**EXERCISE PROMPT:** Reproduce the data exactly.

# start of ITEMS

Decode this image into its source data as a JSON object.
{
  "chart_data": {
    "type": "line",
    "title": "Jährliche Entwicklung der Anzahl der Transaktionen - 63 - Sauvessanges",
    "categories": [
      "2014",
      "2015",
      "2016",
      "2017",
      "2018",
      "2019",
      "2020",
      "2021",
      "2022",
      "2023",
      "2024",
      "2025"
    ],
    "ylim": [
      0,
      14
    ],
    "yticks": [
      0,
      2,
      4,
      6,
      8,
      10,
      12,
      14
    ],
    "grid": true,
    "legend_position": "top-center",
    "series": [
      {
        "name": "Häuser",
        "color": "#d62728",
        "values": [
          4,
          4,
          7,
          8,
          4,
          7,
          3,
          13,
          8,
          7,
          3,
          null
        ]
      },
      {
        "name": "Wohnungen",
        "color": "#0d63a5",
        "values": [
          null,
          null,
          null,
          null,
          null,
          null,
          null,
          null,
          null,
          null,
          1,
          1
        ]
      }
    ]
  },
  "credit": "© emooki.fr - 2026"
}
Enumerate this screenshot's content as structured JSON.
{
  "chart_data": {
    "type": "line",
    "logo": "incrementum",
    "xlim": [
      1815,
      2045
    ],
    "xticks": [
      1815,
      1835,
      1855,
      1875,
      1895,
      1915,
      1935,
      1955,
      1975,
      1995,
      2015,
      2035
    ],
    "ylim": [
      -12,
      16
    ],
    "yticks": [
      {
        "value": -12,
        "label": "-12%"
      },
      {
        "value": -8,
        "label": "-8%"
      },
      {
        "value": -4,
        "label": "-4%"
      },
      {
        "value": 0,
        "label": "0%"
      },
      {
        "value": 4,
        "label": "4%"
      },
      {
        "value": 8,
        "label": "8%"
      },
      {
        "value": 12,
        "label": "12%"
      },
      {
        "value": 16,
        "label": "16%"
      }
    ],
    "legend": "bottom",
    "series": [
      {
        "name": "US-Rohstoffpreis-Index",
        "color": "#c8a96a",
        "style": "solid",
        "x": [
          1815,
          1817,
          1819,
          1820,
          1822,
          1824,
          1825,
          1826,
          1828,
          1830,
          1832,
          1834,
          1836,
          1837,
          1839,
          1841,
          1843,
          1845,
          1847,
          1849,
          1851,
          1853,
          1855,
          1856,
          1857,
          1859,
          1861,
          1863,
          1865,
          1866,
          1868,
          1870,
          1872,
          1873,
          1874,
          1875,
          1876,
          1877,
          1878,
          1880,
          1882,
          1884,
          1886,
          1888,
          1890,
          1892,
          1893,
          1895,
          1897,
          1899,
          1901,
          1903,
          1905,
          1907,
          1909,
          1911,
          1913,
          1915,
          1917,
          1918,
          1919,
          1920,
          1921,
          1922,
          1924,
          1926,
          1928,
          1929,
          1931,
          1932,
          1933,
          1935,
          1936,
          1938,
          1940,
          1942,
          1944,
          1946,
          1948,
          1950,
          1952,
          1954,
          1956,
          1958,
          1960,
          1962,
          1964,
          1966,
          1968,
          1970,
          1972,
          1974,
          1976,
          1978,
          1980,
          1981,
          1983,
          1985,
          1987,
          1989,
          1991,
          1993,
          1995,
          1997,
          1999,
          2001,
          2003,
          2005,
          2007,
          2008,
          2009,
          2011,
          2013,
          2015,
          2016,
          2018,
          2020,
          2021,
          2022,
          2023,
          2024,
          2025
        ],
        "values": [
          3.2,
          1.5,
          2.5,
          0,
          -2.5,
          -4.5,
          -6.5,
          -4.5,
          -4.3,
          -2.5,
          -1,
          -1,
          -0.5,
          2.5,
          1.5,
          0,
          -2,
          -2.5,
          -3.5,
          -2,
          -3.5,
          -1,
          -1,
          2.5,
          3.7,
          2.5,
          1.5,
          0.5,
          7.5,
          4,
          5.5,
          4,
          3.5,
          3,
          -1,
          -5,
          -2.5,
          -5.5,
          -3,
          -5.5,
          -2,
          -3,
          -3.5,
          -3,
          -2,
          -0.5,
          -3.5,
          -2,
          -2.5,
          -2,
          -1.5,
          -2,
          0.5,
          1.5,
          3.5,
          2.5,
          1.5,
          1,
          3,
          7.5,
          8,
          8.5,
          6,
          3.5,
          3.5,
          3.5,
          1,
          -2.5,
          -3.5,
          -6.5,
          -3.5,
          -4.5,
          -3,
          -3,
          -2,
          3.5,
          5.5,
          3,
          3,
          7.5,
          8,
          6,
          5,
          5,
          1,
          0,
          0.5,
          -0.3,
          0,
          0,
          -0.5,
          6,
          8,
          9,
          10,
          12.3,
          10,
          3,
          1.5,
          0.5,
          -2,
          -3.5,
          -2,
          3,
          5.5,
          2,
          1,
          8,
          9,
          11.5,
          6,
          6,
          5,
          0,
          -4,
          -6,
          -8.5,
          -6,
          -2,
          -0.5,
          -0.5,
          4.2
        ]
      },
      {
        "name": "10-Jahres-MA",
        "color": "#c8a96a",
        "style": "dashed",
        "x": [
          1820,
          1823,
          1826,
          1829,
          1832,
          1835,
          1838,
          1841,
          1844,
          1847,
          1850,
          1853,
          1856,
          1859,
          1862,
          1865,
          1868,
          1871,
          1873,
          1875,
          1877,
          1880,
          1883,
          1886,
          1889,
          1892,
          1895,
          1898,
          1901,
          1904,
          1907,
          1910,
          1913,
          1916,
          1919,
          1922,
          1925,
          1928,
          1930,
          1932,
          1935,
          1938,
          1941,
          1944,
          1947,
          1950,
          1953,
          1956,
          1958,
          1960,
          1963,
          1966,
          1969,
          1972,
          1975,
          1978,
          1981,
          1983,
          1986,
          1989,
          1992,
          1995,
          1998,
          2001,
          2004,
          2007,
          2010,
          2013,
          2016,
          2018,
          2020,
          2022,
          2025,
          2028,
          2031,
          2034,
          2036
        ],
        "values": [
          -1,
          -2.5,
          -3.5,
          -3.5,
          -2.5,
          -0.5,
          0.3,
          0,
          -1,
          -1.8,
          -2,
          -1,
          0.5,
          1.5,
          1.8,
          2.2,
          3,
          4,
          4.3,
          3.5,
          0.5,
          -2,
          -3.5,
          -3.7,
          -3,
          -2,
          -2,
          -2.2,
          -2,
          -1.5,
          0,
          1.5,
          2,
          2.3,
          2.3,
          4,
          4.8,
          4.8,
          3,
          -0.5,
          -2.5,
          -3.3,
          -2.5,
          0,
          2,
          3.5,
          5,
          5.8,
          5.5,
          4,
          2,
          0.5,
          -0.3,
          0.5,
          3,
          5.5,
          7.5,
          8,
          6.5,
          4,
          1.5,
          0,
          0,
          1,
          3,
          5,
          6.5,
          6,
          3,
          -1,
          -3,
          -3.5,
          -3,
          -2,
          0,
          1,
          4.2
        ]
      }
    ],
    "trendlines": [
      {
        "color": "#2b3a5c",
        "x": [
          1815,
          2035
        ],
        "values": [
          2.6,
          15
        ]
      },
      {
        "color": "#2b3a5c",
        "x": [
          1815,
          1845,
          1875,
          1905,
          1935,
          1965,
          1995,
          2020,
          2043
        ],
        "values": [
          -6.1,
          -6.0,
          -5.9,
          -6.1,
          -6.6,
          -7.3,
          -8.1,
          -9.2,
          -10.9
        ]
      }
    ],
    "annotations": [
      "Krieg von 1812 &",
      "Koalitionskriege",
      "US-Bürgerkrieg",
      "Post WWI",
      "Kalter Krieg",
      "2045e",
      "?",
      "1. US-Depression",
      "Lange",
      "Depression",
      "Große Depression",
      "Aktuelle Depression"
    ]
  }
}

# end of ITEMS

**COMPLETED EXERCISE:**
Decode this image into its source data as a JSON object.
{
  "chart_data": {
    "type": "line",
    "title": "Jährliche Entwicklung der Anzahl der Transaktionen - 63 - Sauvessanges",
    "categories": [
      "2014",
      "2015",
      "2016",
      "2017",
      "2018",
      "2019",
      "2020",
      "2021",
      "2022",
      "2023",
      "2024",
      "2025"
    ],
    "ylim": [
      0,
      14
    ],
    "yticks": [
      0,
      2,
      4,
      6,
      8,
      10,
      12,
      14
    ],
    "grid": true,
    "legend_position": "top-center",
    "series": [
      {
        "name": "Häuser",
        "color": "#d62728",
        "values": [
          4,
          4,
          7,
          8,
          4,
          7,
          3,
          13,
          8,
          7,
          3,
          null
        ]
      },
      {
        "name": "Wohnungen",
        "color": "#0d63a5",
        "values": [
          null,
          null,
          null,
          null,
          null,
          null,
          null,
          null,
          null,
          null,
          1,
          1
        ]
      }
    ]
  },
  "credit": "© emooki.fr - 2026"
}
Enumerate this screenshot's content as structured JSON.
{
  "chart_data": {
    "type": "line",
    "logo": "incrementum",
    "xlim": [
      1815,
      2045
    ],
    "xticks": [
      1815,
      1835,
      1855,
      1875,
      1895,
      1915,
      1935,
      1955,
      1975,
      1995,
      2015,
      2035
    ],
    "ylim": [
      -12,
      16
    ],
    "yticks": [
      {
        "value": -12,
        "label": "-12%"
      },
      {
        "value": -8,
        "label": "-8%"
      },
      {
        "value": -4,
        "label": "-4%"
      },
      {
        "value": 0,
        "label": "0%"
      },
      {
        "value": 4,
        "label": "4%"
      },
      {
        "value": 8,
        "label": "8%"
      },
      {
        "value": 12,
        "label": "12%"
      },
      {
        "value": 16,
        "label": "16%"
      }
    ],
    "legend": "bottom",
    "series": [
      {
        "name": "US-Rohstoffpreis-Index",
        "color": "#c8a96a",
        "style": "solid",
        "x": [
          1815,
          1817,
          1819,
          1820,
          1822,
          1824,
          1825,
          1826,
          1828,
          1830,
          1832,
          1834,
          1836,
          1837,
          1839,
          1841,
          1843,
          1845,
          1847,
          1849,
          1851,
          1853,
          1855,
          1856,
          1857,
          1859,
          1861,
          1863,
          1865,
          1866,
          1868,
          1870,
          1872,
          1873,
          1874,
          1875,
          1876,
          1877,
          1878,
          1880,
          1882,
          1884,
          1886,
          1888,
          1890,
          1892,
          1893,
          1895,
          1897,
          1899,
          1901,
          1903,
          1905,
          1907,
          1909,
          1911,
          1913,
          1915,
          1917,
          1918,
          1919,
          1920,
          1921,
          1922,
          1924,
          1926,
          1928,
          1929,
          1931,
          1932,
          1933,
          1935,
          1936,
          1938,
          1940,
          1942,
          1944,
          1946,
          1948,
          1950,
          1952,
          1954,
          1956,
          1958,
          1960,
          1962,
          1964,
          1966,
          1968,
          1970,
          1972,
          1974,
          1976,
          1978,
          1980,
          1981,
          1983,
          1985,
          1987,
          1989,
          1991,
          1993,
          1995,
          1997,
          1999,
          2001,
          2003,
          2005,
          2007,
          2008,
          2009,
          2011,
          2013,
          2015,
          2016,
          2018,
          2020,
          2021,
          2022,
          2023,
          2024,
          2025
        ],
        "values": [
          3.2,
          1.5,
          2.5,
          0,
          -2.5,
          -4.5,
          -6.5,
          -4.5,
          -4.3,
          -2.5,
          -1,
          -1,
          -0.5,
          2.5,
          1.5,
          0,
          -2,
          -2.5,
          -3.5,
          -2,
          -3.5,
          -1,
          -1,
          2.5,
          3.7,
          2.5,
          1.5,
          0.5,
          7.5,
          4,
          5.5,
          4,
          3.5,
          3,
          -1,
          -5,
          -2.5,
          -5.5,
          -3,
          -5.5,
          -2,
          -3,
          -3.5,
          -3,
          -2,
          -0.5,
          -3.5,
          -2,
          -2.5,
          -2,
          -1.5,
          -2,
          0.5,
          1.5,
          3.5,
          2.5,
          1.5,
          1,
          3,
          7.5,
          8,
          8.5,
          6,
          3.5,
          3.5,
          3.5,
          1,
          -2.5,
          -3.5,
          -6.5,
          -3.5,
          -4.5,
          -3,
          -3,
          -2,
          3.5,
          5.5,
          3,
          3,
          7.5,
          8,
          6,
          5,
          5,
          1,
          0,
          0.5,
          -0.3,
          0,
          0,
          -0.5,
          6,
          8,
          9,
          10,
          12.3,
          10,
          3,
          1.5,
          0.5,
          -2,
          -3.5,
          -2,
          3,
          5.5,
          2,
          1,
          8,
          9,
          11.5,
          6,
          6,
          5,
          0,
          -4,
          -6,
          -8.5,
          -6,
          -2,
          -0.5,
          -0.5,
          4.2
        ]
      },
      {
        "name": "10-Jahres-MA",
        "color": "#c8a96a",
        "style": "dashed",
        "x": [
          1820,
          1823,
          1826,
          1829,
          1832,
          1835,
          1838,
          1841,
          1844,
          1847,
          1850,
          1853,
          1856,
          1859,
          1862,
          1865,
          1868,
          1871,
          1873,
          1875,
          1877,
          1880,
          1883,
          1886,
          1889,
          1892,
          1895,
          1898,
          1901,
          1904,
          1907,
          1910,
          1913,
          1916,
          1919,
          1922,
          1925,
          1928,
          1930,
          1932,
          1935,
          1938,
          1941,
          1944,
          1947,
          1950,
          1953,
          1956,
          1958,
          1960,
          1963,
          1966,
          1969,
          1972,
          1975,
          1978,
          1981,
          1983,
          1986,
          1989,
          1992,
          1995,
          1998,
          2001,
          2004,
          2007,
          2010,
          2013,
          2016,
          2018,
          2020,
          2022,
          2025,
          2028,
          2031,
          2034,
          2036
        ],
        "values": [
          -1,
          -2.5,
          -3.5,
          -3.5,
          -2.5,
          -0.5,
          0.3,
          0,
          -1,
          -1.8,
          -2,
          -1,
          0.5,
          1.5,
          1.8,
          2.2,
          3,
          4,
          4.3,
          3.5,
          0.5,
          -2,
          -3.5,
          -3.7,
          -3,
          -2,
          -2,
          -2.2,
          -2,
          -1.5,
          0,
          1.5,
          2,
          2.3,
          2.3,
          4,
          4.8,
          4.8,
          3,
          -0.5,
          -2.5,
          -3.3,
          -2.5,
          0,
          2,
          3.5,
          5,
          5.8,
          5.5,
          4,
          2,
          0.5,
          -0.3,
          0.5,
          3,
          5.5,
          7.5,
          8,
          6.5,
          4,
          1.5,
          0,
          0,
          1,
          3,
          5,
          6.5,
          6,
          3,
          -1,
          -3,
          -3.5,
          -3,
          -2,
          0,
          1,
          4.2
        ]
      }
    ],
    "trendlines": [
      {
        "color": "#2b3a5c",
        "x": [
          1815,
          2035
        ],
        "values": [
          2.6,
          15
        ]
      },
      {
        "color": "#2b3a5c",
        "x": [
          1815,
          1845,
          1875,
          1905,
          1935,
          1965,
          1995,
          2020,
          2043
        ],
        "values": [
          -6.1,
          -6.0,
          -5.9,
          -6.1,
          -6.6,
          -7.3,
          -8.1,
          -9.2,
          -10.9
        ]
      }
    ],
    "annotations": [
      "Krieg von 1812 &",
      "Koalitionskriege",
      "US-Bürgerkrieg",
      "Post WWI",
      "Kalter Krieg",
      "2045e",
      "?",
      "1. US-Depression",
      "Lange",
      "Depression",
      "Große Depression",
      "Aktuelle Depression"
    ]
  }
}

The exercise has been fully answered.